WRITTEN TASK:
Leave out the images; return the rest of the data exactly.

═════ DATA FOR THIS TASK ═════

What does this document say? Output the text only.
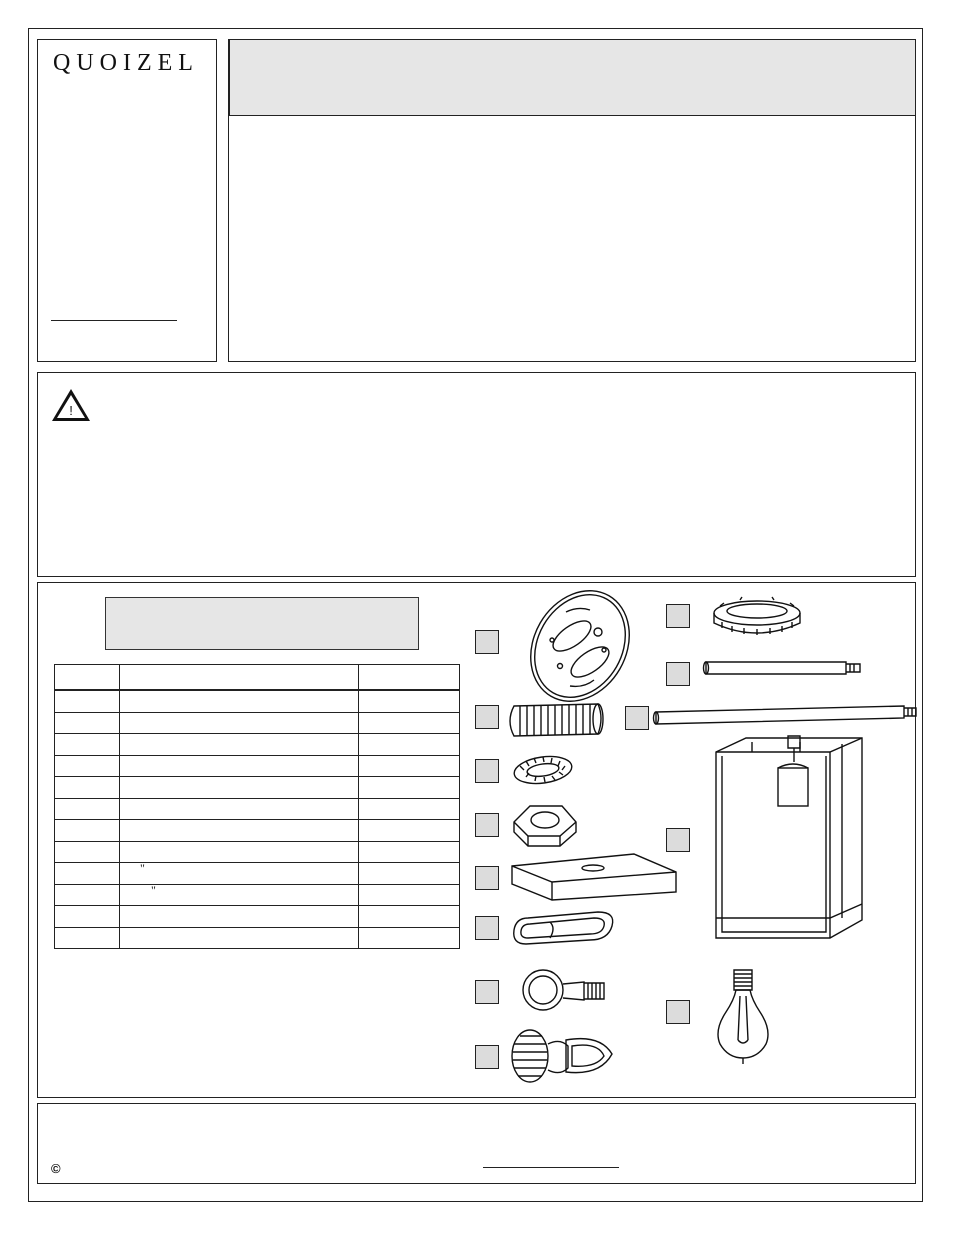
QUOIZEL
!

	"	

	"	

©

═════

ANSWER TO THIS TASK:
What does this document say? Output the text only.
QUOIZEL
!

	"	

	"	

©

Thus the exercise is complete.